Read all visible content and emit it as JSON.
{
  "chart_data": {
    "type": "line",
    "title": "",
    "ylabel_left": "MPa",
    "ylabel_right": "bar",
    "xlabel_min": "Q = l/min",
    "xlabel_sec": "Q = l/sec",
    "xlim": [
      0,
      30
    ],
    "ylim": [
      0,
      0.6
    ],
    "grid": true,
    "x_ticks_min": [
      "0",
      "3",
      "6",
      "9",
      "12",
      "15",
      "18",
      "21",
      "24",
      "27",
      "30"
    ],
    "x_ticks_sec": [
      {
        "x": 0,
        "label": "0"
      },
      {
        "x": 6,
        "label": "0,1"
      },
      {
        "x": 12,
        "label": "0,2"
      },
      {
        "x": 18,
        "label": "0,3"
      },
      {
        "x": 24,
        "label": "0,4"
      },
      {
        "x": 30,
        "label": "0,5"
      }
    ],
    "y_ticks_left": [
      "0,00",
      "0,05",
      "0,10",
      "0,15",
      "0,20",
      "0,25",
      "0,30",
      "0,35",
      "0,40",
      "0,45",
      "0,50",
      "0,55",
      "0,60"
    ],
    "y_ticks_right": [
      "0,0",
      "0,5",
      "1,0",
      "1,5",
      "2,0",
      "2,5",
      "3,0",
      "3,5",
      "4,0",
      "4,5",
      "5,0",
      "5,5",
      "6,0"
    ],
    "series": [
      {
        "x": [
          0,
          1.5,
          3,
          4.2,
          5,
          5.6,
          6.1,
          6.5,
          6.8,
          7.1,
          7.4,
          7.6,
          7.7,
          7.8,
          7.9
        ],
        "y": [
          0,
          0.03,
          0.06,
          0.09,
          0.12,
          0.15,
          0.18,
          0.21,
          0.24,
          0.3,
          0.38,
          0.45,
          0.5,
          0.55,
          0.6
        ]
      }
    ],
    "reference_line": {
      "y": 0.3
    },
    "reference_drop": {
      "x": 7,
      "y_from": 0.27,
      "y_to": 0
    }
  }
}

The problem: Reproduce all the records precisely.

Exercise answer:
Read all visible content and emit it as JSON.
{
  "chart_data": {
    "type": "line",
    "title": "",
    "ylabel_left": "MPa",
    "ylabel_right": "bar",
    "xlabel_min": "Q = l/min",
    "xlabel_sec": "Q = l/sec",
    "xlim": [
      0,
      30
    ],
    "ylim": [
      0,
      0.6
    ],
    "grid": true,
    "x_ticks_min": [
      "0",
      "3",
      "6",
      "9",
      "12",
      "15",
      "18",
      "21",
      "24",
      "27",
      "30"
    ],
    "x_ticks_sec": [
      {
        "x": 0,
        "label": "0"
      },
      {
        "x": 6,
        "label": "0,1"
      },
      {
        "x": 12,
        "label": "0,2"
      },
      {
        "x": 18,
        "label": "0,3"
      },
      {
        "x": 24,
        "label": "0,4"
      },
      {
        "x": 30,
        "label": "0,5"
      }
    ],
    "y_ticks_left": [
      "0,00",
      "0,05",
      "0,10",
      "0,15",
      "0,20",
      "0,25",
      "0,30",
      "0,35",
      "0,40",
      "0,45",
      "0,50",
      "0,55",
      "0,60"
    ],
    "y_ticks_right": [
      "0,0",
      "0,5",
      "1,0",
      "1,5",
      "2,0",
      "2,5",
      "3,0",
      "3,5",
      "4,0",
      "4,5",
      "5,0",
      "5,5",
      "6,0"
    ],
    "series": [
      {
        "x": [
          0,
          1.5,
          3,
          4.2,
          5,
          5.6,
          6.1,
          6.5,
          6.8,
          7.1,
          7.4,
          7.6,
          7.7,
          7.8,
          7.9
        ],
        "y": [
          0,
          0.03,
          0.06,
          0.09,
          0.12,
          0.15,
          0.18,
          0.21,
          0.24,
          0.3,
          0.38,
          0.45,
          0.5,
          0.55,
          0.6
        ]
      }
    ],
    "reference_line": {
      "y": 0.3
    },
    "reference_drop": {
      "x": 7,
      "y_from": 0.27,
      "y_to": 0
    }
  }
}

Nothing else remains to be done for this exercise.